#### Set problem
Identify, in the records below, every line where the string "surface" appears, and copy each such line.

Data records:
========================================
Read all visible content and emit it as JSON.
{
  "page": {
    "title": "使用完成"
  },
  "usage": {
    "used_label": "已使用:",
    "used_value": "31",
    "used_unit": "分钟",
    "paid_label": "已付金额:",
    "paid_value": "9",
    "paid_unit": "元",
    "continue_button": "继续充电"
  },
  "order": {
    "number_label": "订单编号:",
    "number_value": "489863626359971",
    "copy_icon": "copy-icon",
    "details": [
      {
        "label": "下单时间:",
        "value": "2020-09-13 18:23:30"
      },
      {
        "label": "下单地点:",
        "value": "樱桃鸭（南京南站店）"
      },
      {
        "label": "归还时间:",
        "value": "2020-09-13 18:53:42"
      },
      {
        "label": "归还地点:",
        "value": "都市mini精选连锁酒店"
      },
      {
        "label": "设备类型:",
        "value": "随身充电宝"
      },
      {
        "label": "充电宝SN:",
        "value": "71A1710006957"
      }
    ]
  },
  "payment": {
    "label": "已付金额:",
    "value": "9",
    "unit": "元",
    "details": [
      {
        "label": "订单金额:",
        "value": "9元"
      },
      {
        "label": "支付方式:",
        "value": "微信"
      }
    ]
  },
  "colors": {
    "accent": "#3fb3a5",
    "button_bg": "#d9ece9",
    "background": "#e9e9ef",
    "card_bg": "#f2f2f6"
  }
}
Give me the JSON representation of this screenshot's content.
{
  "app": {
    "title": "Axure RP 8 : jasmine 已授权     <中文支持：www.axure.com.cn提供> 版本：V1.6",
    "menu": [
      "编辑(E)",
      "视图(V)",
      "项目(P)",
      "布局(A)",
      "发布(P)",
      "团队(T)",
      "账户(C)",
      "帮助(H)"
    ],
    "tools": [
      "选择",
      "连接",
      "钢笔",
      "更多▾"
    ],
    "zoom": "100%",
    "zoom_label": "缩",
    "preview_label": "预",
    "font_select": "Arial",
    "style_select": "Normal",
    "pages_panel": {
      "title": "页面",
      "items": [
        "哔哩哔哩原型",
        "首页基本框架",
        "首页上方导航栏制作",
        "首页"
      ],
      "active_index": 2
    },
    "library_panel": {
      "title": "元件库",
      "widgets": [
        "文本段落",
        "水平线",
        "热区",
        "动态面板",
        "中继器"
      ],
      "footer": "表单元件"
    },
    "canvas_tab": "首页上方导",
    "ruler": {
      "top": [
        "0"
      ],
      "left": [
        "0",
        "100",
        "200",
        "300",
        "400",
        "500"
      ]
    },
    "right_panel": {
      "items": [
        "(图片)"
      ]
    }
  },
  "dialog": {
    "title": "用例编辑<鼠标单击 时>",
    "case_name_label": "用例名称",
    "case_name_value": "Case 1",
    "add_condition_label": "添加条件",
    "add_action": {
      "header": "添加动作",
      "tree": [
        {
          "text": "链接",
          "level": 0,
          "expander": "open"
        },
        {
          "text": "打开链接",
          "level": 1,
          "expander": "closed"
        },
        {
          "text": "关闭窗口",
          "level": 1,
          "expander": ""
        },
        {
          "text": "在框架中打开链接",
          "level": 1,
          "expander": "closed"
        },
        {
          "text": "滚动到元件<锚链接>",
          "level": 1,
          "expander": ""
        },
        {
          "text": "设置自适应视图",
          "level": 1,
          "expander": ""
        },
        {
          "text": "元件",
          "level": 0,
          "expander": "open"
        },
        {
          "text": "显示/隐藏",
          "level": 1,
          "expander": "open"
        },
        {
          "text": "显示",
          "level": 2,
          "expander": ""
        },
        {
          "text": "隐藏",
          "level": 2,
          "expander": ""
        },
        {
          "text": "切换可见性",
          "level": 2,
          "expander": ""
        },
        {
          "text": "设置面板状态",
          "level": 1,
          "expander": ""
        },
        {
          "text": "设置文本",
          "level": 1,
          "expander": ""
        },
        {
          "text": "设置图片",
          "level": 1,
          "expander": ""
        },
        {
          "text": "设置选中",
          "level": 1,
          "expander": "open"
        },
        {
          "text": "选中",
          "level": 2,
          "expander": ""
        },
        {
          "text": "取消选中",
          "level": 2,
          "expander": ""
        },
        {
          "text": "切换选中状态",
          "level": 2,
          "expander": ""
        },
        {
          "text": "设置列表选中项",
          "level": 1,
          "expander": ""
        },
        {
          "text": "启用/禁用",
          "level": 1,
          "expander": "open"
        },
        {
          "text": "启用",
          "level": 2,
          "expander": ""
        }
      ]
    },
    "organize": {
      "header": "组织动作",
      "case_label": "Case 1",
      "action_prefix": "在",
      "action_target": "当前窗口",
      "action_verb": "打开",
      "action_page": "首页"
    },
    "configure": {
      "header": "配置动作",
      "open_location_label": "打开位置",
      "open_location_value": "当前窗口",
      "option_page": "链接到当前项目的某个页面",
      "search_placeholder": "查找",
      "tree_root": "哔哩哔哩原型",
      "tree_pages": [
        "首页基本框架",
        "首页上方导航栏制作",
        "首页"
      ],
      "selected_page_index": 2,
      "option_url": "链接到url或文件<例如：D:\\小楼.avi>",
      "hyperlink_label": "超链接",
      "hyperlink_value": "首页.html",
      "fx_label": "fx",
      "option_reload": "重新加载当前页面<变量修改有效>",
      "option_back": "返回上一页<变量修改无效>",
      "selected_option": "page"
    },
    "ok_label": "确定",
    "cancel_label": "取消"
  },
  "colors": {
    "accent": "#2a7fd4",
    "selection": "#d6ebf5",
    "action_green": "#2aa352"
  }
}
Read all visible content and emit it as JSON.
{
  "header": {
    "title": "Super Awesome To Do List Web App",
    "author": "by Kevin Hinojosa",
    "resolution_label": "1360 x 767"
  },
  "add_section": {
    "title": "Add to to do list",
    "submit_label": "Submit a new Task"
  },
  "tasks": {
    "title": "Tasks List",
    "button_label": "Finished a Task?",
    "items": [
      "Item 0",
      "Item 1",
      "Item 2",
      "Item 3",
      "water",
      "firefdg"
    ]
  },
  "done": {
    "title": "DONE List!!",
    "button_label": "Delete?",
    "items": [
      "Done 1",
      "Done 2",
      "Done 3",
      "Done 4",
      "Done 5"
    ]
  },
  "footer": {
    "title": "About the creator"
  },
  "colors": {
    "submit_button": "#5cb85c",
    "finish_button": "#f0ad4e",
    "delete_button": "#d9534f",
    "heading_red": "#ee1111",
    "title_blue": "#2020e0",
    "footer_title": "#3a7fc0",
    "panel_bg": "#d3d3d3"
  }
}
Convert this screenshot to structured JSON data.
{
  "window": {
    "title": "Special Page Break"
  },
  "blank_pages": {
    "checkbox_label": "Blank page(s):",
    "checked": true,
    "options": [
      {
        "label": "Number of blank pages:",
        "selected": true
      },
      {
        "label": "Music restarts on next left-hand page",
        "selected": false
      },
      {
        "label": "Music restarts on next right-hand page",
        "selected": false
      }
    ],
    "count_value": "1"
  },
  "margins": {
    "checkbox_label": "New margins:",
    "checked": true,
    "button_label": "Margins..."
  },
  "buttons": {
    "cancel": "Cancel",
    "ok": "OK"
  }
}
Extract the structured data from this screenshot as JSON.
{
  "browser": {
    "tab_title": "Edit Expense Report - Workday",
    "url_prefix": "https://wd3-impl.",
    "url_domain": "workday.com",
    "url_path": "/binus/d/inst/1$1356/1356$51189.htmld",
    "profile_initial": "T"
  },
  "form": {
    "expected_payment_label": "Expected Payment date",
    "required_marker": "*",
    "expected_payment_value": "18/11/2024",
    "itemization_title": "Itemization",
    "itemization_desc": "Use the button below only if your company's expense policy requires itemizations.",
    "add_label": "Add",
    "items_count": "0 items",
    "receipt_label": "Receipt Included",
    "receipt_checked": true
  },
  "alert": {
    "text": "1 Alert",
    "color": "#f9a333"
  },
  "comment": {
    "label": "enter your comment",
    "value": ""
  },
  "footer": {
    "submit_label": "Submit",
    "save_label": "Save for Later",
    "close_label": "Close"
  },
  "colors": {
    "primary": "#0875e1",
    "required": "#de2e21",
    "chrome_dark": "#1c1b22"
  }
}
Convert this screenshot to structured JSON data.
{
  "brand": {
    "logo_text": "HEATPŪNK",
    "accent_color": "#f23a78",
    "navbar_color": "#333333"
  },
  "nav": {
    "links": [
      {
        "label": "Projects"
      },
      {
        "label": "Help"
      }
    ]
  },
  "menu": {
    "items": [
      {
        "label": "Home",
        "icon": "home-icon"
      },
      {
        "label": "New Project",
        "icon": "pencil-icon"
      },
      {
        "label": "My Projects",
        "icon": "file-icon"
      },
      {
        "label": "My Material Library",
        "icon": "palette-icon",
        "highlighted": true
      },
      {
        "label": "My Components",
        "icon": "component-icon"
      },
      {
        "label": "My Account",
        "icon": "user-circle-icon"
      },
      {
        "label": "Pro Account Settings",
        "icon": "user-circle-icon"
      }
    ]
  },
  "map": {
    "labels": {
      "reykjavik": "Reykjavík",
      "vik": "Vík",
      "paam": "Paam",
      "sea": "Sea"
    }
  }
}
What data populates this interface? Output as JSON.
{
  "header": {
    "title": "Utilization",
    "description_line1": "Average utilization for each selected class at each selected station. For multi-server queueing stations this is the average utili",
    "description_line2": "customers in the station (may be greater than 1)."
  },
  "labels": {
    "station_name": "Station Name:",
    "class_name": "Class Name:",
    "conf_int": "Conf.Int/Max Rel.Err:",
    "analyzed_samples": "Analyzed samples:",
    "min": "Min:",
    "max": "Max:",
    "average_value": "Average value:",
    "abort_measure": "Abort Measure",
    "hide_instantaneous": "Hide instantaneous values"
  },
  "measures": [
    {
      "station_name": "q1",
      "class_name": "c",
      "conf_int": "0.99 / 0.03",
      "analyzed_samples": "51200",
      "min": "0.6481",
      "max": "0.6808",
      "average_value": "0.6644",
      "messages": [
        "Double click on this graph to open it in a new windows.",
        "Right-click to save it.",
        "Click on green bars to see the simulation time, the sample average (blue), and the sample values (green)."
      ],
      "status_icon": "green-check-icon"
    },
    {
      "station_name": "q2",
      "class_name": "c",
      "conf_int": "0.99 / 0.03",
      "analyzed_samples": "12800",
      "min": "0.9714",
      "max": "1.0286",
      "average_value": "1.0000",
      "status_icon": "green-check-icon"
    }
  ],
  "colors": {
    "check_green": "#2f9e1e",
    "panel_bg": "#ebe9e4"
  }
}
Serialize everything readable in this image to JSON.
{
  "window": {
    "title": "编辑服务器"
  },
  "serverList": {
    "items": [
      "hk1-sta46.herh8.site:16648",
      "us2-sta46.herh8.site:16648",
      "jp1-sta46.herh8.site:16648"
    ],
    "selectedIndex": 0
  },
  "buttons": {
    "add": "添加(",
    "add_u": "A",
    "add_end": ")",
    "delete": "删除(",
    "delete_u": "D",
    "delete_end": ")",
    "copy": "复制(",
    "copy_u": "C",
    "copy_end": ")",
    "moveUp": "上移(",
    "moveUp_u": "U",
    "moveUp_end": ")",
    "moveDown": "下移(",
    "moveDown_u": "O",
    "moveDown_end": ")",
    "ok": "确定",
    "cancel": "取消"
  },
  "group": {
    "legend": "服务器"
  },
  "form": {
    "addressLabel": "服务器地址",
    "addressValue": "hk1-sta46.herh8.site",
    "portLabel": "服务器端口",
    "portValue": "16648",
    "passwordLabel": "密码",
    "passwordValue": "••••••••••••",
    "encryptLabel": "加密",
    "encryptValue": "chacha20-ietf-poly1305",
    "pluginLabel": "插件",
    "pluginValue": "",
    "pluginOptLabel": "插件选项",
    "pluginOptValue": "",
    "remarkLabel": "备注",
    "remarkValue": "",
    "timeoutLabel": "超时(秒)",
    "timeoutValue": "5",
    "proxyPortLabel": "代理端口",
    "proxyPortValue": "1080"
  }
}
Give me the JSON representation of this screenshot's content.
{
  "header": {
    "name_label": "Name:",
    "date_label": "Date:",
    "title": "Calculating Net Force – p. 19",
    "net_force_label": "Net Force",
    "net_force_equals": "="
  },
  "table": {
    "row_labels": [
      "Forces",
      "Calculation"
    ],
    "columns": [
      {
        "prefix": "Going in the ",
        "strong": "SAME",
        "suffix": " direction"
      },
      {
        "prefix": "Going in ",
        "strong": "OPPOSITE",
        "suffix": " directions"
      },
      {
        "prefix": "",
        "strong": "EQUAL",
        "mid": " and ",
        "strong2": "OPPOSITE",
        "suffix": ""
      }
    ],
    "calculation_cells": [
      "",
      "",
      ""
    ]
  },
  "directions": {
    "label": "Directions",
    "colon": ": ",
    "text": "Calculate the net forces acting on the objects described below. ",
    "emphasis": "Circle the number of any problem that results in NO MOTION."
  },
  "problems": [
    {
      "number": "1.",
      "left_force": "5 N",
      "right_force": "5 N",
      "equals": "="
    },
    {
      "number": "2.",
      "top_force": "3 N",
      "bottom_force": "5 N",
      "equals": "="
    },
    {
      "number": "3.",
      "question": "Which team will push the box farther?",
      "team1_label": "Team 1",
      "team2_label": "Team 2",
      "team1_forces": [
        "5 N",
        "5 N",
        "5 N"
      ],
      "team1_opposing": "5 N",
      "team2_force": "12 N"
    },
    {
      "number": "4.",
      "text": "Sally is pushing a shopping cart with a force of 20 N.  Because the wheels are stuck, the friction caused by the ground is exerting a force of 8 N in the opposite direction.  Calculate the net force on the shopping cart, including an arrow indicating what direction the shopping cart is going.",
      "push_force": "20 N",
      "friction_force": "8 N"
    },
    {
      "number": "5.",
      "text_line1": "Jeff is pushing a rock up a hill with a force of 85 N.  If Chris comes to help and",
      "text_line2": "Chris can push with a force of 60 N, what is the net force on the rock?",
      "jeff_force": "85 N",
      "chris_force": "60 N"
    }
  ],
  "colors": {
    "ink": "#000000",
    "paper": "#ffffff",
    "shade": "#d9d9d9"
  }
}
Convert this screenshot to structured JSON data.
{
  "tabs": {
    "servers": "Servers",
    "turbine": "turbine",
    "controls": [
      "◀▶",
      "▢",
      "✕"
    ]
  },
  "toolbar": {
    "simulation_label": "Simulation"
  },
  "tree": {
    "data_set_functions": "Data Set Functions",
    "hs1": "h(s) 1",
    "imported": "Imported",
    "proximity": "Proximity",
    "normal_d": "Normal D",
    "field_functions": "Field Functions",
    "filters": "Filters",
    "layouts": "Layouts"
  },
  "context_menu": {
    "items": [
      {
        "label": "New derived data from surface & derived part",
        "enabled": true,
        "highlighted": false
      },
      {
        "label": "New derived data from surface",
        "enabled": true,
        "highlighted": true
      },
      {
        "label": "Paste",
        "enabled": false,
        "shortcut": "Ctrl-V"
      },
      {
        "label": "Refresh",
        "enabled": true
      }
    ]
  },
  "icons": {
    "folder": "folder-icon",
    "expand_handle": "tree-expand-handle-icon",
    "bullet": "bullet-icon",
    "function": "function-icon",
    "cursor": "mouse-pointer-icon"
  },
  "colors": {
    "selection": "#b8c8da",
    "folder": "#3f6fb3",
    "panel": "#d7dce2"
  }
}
========================================
#### Solution to this exercise
        "label": "New derived data from surface & derived part",
        "label": "New derived data from surface",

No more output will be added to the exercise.